* _DIRECTION_: Reply with the count of lines holding "sports", nothing more.

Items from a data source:
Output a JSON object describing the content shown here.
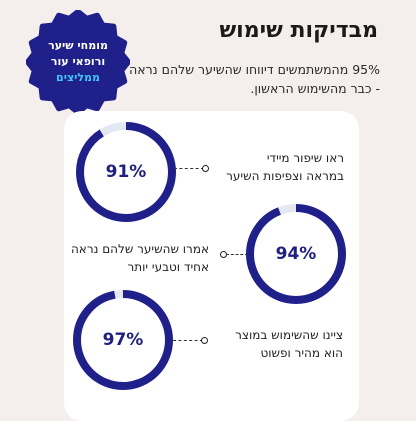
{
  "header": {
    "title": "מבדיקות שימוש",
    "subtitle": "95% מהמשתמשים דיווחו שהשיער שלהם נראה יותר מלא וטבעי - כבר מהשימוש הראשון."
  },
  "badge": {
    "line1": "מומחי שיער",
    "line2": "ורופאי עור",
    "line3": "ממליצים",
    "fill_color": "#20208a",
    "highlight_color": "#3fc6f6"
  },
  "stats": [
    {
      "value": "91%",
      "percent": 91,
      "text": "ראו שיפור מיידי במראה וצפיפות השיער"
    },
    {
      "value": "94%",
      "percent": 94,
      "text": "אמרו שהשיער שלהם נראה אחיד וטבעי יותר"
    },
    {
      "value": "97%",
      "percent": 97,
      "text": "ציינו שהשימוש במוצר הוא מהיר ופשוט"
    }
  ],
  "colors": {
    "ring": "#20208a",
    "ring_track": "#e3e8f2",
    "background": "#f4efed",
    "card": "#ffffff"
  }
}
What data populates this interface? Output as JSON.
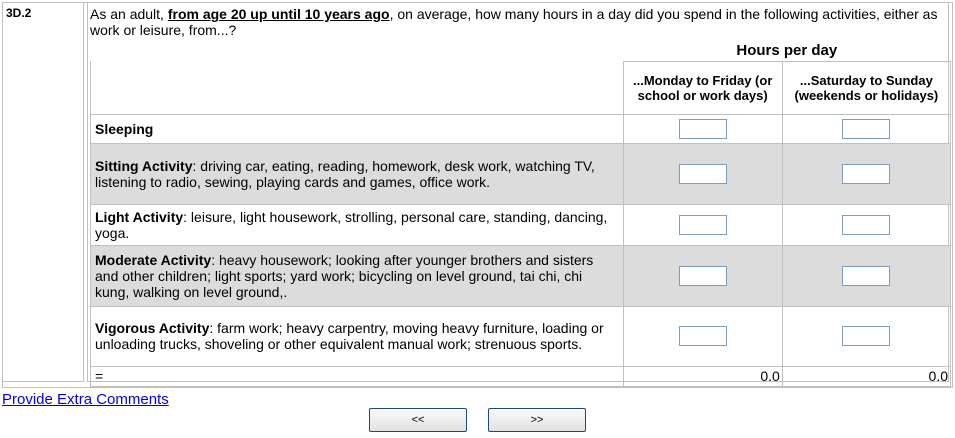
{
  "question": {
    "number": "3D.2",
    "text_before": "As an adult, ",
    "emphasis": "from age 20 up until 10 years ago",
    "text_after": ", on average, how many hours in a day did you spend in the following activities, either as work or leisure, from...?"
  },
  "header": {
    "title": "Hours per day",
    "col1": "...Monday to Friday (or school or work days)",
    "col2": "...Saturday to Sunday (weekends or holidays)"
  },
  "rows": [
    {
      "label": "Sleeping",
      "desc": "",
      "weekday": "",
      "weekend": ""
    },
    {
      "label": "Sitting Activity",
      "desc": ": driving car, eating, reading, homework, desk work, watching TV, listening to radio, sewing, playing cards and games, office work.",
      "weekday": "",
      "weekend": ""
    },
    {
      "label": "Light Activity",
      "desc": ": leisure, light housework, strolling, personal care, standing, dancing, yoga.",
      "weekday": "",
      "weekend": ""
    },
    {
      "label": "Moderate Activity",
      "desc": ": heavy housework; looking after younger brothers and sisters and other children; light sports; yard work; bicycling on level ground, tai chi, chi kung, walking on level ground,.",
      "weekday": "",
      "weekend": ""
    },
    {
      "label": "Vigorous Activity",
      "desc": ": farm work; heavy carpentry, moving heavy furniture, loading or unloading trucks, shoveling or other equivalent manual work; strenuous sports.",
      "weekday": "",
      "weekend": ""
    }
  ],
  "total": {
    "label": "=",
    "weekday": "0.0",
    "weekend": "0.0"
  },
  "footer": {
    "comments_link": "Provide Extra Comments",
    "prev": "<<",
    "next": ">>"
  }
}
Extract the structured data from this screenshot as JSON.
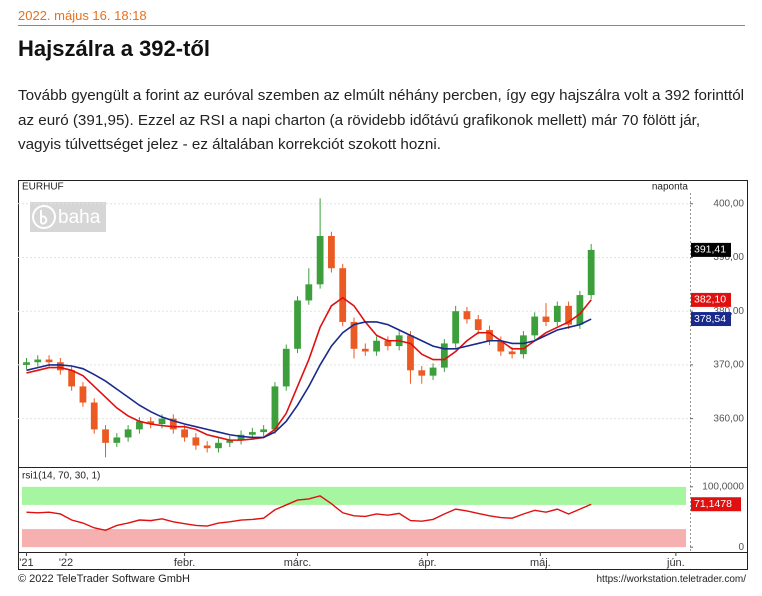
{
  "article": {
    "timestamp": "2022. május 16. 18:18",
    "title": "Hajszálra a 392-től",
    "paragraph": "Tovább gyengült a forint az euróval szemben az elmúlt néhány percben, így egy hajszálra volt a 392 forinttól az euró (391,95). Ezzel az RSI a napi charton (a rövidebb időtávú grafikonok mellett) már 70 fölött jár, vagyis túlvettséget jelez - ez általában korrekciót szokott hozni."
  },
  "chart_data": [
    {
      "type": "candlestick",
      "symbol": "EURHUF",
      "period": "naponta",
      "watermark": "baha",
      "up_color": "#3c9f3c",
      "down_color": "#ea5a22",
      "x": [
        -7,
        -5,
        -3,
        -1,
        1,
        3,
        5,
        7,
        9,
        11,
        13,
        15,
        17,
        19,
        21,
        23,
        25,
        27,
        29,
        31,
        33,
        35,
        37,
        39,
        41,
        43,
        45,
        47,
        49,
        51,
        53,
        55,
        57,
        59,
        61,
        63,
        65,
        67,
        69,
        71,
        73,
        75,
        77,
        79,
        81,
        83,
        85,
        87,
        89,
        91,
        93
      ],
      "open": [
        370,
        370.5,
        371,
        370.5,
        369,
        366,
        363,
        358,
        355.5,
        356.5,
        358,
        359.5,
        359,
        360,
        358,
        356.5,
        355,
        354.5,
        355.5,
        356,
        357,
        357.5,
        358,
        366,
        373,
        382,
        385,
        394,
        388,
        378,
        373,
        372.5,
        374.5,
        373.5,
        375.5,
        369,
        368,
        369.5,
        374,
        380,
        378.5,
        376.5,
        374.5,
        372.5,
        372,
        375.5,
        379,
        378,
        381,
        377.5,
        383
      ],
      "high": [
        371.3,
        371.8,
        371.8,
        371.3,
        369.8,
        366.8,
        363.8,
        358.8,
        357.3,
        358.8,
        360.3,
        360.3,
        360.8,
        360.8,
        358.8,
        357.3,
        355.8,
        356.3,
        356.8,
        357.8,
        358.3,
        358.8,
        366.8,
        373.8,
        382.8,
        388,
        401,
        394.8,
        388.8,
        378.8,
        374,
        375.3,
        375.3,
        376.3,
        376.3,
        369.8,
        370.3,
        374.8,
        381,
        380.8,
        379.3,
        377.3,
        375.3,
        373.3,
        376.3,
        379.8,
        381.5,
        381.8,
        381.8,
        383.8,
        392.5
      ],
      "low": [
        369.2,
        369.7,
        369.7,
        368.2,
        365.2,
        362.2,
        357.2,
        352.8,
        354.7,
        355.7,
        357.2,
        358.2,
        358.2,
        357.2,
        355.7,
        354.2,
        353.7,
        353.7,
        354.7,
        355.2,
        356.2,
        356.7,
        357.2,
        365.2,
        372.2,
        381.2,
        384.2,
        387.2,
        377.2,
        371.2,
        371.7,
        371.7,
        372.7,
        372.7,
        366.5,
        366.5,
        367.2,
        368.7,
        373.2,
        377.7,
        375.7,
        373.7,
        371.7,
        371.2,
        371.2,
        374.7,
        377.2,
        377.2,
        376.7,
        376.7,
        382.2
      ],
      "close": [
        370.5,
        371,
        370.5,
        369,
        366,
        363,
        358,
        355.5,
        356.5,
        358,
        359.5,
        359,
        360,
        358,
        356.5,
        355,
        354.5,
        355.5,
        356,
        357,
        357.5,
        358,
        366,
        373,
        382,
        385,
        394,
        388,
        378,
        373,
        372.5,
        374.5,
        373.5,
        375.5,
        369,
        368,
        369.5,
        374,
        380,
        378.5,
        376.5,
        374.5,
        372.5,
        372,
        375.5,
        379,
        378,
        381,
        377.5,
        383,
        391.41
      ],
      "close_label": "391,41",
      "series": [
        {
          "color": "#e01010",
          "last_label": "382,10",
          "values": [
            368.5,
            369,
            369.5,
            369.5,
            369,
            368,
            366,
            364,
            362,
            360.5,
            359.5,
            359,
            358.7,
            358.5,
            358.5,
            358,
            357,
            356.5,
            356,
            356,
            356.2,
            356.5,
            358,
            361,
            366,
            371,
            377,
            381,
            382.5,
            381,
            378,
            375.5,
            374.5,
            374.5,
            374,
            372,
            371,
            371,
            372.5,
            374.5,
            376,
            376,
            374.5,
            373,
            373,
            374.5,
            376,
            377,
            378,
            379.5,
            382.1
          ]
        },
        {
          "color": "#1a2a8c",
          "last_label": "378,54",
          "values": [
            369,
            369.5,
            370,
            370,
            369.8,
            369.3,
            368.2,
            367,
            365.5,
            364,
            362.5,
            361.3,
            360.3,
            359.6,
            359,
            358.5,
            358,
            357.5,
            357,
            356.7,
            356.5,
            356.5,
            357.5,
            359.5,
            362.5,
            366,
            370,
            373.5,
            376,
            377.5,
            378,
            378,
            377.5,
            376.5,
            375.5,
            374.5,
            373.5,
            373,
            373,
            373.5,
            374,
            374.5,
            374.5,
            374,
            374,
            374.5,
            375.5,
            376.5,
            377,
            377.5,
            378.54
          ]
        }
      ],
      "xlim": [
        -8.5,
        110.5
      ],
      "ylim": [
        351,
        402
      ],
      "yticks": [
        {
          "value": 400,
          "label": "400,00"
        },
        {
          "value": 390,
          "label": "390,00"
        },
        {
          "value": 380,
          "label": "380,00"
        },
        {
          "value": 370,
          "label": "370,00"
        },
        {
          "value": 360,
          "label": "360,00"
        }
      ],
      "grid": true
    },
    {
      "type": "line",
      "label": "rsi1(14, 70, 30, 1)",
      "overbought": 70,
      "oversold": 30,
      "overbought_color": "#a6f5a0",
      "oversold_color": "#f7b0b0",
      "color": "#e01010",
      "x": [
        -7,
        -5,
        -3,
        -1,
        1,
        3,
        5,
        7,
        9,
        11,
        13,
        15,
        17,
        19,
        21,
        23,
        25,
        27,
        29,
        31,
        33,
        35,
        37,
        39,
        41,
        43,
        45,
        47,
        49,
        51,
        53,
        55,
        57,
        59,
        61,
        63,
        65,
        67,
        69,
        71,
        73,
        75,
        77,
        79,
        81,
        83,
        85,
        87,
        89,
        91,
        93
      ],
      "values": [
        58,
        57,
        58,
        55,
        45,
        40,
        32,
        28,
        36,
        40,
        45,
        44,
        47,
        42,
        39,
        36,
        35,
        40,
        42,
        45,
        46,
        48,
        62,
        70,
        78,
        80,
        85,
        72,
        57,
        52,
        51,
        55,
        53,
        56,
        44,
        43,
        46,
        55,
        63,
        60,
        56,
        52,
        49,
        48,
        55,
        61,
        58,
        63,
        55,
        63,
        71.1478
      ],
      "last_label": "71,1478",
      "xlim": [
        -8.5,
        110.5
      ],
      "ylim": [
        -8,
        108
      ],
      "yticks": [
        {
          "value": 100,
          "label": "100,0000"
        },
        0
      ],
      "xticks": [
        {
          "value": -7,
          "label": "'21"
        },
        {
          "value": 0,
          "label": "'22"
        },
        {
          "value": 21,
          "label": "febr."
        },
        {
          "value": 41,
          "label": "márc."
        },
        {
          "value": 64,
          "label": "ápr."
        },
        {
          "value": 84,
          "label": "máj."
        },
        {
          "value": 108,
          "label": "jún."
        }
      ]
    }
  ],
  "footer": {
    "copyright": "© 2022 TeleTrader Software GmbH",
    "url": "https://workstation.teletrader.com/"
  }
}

* * *

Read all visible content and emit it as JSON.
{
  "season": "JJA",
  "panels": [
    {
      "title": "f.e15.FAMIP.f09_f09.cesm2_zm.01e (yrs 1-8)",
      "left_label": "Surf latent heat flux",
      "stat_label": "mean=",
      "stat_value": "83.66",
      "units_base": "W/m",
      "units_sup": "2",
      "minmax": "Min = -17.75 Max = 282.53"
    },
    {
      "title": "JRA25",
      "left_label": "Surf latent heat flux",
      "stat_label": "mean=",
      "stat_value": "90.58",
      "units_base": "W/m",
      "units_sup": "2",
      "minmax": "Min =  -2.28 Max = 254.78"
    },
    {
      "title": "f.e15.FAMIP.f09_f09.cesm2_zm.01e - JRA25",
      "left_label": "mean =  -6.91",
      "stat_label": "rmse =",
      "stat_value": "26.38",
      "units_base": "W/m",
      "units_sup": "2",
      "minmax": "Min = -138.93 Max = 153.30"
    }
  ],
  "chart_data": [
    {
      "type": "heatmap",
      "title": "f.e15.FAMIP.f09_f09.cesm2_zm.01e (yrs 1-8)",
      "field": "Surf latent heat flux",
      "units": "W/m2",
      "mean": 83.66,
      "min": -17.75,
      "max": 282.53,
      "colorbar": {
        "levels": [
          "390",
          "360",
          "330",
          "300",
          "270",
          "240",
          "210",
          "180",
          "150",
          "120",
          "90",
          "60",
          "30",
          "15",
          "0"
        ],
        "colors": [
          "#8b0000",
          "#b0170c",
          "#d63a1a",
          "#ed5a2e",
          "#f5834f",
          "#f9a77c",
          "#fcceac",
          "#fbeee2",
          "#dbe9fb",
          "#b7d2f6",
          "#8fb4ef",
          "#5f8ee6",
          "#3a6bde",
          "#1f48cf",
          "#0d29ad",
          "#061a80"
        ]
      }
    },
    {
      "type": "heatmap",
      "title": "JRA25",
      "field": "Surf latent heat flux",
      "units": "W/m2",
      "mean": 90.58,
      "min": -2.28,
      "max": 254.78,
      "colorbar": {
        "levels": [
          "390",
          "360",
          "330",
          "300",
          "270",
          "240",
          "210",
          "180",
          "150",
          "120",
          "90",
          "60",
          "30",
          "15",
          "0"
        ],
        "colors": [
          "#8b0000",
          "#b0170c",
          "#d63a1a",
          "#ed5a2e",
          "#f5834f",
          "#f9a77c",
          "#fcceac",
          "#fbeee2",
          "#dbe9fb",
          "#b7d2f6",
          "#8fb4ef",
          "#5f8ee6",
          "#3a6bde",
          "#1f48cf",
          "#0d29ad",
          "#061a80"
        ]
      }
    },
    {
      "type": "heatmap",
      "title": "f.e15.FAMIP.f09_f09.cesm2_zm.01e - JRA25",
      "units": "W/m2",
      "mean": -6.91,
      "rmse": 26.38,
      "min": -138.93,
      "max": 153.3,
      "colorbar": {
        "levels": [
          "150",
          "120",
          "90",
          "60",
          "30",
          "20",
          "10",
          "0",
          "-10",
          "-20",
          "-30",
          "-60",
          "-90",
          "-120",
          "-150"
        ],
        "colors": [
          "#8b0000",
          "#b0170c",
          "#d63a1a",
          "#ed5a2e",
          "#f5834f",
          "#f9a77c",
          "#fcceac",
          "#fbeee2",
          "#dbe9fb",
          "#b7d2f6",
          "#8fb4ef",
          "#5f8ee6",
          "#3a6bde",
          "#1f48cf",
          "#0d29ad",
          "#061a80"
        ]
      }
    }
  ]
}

==

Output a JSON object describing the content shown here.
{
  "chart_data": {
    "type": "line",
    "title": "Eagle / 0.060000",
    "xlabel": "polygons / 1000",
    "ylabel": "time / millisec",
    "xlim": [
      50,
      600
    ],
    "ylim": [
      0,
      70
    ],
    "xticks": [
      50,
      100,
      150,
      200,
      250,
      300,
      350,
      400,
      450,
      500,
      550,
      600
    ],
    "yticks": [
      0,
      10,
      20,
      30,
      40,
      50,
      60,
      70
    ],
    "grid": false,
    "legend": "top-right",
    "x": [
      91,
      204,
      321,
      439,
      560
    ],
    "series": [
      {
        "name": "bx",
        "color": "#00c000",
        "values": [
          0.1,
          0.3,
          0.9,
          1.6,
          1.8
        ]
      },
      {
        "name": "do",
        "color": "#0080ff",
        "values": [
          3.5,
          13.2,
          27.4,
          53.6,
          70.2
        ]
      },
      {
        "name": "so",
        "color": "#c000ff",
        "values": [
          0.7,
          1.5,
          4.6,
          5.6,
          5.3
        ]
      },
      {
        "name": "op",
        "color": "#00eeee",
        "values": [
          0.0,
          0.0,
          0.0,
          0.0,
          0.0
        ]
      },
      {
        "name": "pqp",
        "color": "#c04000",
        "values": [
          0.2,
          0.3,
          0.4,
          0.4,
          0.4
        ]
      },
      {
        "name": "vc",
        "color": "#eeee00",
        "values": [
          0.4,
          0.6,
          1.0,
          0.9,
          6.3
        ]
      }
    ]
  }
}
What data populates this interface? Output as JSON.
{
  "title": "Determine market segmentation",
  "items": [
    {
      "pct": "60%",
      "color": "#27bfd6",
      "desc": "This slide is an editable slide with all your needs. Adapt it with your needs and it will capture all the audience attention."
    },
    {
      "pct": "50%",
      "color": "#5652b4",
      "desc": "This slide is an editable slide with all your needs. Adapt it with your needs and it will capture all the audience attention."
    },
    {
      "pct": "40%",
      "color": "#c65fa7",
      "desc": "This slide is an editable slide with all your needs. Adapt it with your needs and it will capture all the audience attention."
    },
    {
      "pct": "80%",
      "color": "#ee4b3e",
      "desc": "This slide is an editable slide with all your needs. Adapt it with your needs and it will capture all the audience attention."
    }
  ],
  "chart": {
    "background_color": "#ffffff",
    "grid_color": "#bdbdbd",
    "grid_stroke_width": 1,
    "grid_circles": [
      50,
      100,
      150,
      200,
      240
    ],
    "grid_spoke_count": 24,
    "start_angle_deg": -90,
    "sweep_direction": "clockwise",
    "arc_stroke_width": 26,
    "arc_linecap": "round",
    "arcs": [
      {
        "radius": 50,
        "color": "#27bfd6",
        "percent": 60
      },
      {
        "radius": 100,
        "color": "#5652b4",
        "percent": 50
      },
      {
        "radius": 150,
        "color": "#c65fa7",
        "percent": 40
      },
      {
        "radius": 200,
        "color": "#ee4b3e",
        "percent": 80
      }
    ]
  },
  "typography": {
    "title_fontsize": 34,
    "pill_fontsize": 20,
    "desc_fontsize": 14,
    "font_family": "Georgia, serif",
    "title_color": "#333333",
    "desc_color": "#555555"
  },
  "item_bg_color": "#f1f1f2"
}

* _WRITTEN ANSWER_: 2